→ **Records to use**
******************************
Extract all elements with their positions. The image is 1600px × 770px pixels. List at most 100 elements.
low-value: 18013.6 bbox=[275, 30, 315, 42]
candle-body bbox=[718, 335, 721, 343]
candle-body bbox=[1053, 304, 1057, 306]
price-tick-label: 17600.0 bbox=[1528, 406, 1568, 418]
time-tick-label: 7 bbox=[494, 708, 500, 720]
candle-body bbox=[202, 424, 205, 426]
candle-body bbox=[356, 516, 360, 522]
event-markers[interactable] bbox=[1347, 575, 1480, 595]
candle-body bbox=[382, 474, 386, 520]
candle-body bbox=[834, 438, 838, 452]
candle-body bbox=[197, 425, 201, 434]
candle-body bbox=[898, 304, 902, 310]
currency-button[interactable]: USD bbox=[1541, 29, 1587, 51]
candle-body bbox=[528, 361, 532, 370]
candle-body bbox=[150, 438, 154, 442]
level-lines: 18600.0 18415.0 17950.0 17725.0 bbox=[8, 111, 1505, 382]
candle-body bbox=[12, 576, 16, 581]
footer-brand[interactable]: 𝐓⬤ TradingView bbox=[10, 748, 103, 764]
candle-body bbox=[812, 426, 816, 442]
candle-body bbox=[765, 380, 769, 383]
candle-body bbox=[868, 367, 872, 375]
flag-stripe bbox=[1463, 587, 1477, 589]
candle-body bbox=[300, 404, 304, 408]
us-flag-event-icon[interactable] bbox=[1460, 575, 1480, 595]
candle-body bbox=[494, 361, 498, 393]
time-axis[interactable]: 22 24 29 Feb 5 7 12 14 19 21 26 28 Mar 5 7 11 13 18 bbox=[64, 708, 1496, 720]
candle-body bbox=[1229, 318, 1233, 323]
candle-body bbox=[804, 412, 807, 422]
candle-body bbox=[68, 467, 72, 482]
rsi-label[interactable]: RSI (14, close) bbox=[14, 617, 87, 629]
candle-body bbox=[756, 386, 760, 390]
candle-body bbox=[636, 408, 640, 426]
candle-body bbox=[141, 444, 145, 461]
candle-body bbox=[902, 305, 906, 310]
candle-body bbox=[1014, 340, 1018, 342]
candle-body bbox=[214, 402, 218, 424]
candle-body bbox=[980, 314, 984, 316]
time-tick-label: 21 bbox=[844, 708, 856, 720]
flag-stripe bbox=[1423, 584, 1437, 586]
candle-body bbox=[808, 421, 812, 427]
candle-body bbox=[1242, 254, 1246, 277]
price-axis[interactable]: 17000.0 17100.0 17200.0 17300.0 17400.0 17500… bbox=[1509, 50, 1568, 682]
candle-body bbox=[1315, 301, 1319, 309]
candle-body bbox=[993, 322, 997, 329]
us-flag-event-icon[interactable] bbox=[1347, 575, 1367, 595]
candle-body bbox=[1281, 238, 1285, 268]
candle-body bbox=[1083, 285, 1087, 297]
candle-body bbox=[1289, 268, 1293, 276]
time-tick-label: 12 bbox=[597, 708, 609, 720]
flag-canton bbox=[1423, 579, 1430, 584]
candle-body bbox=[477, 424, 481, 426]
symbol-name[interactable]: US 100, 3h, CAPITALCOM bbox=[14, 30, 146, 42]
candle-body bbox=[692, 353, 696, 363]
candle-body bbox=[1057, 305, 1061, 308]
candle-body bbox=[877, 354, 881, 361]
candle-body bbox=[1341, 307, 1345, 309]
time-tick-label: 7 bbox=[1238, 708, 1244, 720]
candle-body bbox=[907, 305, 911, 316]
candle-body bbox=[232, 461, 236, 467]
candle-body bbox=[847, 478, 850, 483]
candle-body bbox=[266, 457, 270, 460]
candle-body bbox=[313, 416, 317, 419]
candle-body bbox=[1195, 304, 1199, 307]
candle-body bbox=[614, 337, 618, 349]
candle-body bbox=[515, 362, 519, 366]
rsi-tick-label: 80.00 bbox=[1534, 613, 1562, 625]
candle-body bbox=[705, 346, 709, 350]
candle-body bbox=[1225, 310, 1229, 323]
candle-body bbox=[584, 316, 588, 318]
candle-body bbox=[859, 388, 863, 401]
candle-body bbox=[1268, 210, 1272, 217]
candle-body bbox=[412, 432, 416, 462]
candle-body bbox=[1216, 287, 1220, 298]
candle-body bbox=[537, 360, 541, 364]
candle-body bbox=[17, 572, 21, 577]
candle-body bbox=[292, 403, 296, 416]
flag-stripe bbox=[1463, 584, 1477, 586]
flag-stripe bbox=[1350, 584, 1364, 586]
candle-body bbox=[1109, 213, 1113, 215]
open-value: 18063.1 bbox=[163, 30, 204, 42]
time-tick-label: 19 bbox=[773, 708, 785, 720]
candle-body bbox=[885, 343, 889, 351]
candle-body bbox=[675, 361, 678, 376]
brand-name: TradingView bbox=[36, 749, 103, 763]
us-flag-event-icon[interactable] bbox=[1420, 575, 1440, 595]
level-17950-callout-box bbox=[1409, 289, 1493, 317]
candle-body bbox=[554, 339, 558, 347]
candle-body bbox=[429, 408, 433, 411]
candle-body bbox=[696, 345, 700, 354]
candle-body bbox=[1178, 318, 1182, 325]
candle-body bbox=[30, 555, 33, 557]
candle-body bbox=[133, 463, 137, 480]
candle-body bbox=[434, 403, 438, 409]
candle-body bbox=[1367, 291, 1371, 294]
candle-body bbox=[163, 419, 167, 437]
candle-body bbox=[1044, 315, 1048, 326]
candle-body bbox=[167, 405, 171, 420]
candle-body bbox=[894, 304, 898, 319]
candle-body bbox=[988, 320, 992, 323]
******************************
→ **Short exercise**
Rewrite the records from their first line through the line containing "candle-body bbox=[1053, 304, 1057, 306]", inclusive, as a numbered list with blank lines left out.

→ **Task response**
1. Extract all elements with their positions. The image is 1600px × 770px pixels. List at most 100 elements.
2. low-value: 18013.6 bbox=[275, 30, 315, 42]
3. candle-body bbox=[718, 335, 721, 343]
4. candle-body bbox=[1053, 304, 1057, 306]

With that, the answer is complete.